> **Request**: Wherever the word "ylabel" appears in a line, copy that line.

Entries with figure data
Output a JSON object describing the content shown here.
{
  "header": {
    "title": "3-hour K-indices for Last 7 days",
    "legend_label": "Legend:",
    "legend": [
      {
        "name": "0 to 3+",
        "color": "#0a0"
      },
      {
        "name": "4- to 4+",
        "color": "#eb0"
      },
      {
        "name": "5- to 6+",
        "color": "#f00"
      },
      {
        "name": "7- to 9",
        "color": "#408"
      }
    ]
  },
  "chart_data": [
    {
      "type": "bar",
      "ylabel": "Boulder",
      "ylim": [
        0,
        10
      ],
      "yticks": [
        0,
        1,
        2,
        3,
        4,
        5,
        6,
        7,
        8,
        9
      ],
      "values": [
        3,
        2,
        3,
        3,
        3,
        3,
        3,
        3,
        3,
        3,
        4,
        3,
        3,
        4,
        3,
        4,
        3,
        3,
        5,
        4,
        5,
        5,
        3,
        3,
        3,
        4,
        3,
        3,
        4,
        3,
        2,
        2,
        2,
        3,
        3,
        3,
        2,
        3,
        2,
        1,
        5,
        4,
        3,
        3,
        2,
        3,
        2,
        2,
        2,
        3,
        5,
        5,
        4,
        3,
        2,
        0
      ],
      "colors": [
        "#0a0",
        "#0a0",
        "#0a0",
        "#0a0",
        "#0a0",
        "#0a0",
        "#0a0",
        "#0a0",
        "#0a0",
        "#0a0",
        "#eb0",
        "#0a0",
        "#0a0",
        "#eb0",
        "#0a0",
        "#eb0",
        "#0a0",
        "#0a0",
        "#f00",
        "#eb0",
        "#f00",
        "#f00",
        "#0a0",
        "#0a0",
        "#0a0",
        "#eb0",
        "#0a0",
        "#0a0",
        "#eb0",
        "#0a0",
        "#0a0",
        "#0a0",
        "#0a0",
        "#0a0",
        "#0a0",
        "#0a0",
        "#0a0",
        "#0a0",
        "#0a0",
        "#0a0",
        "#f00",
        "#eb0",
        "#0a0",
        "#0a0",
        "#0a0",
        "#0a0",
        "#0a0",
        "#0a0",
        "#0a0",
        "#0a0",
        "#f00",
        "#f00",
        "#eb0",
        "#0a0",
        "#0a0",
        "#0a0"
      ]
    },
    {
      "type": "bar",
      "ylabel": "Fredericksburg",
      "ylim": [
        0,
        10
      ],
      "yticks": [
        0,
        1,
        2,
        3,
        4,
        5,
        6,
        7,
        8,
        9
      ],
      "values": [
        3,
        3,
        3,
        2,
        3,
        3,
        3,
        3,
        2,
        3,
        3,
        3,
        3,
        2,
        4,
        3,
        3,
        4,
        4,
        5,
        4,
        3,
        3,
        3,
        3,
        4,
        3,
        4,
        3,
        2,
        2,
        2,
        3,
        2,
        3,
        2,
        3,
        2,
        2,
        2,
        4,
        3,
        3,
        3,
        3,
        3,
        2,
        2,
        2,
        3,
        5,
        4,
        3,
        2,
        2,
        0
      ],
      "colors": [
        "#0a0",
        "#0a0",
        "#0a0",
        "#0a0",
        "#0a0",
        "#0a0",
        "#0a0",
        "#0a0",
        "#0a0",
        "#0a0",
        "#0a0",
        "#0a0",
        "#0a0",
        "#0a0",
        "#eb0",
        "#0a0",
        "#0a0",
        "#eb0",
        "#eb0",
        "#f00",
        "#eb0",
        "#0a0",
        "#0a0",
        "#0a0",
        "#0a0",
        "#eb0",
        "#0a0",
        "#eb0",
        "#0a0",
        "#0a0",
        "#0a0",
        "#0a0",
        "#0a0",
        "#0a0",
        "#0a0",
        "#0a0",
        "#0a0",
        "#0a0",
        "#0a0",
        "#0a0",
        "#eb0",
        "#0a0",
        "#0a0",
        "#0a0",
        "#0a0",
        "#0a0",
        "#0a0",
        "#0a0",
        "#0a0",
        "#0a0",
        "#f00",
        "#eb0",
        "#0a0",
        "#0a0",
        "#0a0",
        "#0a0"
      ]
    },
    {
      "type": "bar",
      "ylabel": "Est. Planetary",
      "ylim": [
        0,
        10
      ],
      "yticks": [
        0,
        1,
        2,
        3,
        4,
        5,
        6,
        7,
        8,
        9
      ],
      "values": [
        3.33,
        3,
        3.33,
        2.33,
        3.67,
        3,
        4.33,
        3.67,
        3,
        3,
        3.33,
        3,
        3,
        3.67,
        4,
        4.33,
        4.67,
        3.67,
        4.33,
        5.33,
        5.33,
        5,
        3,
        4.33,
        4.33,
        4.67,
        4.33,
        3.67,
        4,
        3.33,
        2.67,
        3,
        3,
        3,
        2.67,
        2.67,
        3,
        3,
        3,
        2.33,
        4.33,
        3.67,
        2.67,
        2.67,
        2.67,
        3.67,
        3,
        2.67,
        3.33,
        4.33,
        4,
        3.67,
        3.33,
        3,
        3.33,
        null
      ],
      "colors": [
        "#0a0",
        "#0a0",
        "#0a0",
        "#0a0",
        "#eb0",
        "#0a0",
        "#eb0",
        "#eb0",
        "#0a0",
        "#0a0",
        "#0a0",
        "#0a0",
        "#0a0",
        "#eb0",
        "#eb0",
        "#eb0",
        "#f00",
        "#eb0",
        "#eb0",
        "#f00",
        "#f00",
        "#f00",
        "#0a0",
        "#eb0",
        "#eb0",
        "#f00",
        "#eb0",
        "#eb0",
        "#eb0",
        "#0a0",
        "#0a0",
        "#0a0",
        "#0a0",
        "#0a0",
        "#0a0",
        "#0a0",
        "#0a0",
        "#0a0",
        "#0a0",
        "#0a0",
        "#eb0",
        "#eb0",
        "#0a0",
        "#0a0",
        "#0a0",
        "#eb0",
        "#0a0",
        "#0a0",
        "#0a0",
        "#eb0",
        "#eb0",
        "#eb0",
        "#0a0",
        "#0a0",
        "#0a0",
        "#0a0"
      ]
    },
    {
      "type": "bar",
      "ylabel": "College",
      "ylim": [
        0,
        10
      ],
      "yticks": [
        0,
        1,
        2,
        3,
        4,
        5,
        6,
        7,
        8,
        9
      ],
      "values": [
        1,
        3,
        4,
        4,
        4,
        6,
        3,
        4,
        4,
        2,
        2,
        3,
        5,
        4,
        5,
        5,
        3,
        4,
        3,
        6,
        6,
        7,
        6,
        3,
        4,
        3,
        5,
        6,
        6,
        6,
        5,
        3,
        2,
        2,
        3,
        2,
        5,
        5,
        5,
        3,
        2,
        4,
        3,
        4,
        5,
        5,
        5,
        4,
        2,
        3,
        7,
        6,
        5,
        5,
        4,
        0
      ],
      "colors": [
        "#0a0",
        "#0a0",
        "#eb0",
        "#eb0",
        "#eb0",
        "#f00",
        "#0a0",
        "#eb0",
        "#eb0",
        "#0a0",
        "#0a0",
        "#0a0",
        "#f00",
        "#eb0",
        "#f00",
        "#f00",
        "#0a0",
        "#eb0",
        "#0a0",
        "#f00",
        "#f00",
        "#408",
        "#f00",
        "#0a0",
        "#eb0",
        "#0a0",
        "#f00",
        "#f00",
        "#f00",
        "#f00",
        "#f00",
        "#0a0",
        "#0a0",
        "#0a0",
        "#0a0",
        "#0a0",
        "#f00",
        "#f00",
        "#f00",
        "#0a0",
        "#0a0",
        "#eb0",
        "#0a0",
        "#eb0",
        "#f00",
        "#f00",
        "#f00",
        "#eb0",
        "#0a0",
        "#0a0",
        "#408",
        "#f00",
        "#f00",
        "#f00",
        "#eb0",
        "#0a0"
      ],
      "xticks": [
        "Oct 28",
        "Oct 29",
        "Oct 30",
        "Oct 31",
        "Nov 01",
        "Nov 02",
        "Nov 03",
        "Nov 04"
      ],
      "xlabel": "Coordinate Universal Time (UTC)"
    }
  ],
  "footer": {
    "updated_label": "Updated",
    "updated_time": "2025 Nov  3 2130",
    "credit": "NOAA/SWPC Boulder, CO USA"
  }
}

> **Solution to the problem**:
      "ylabel": "Boulder",
      "ylabel": "Fredericksburg",
      "ylabel": "Est. Planetary",
      "ylabel": "College",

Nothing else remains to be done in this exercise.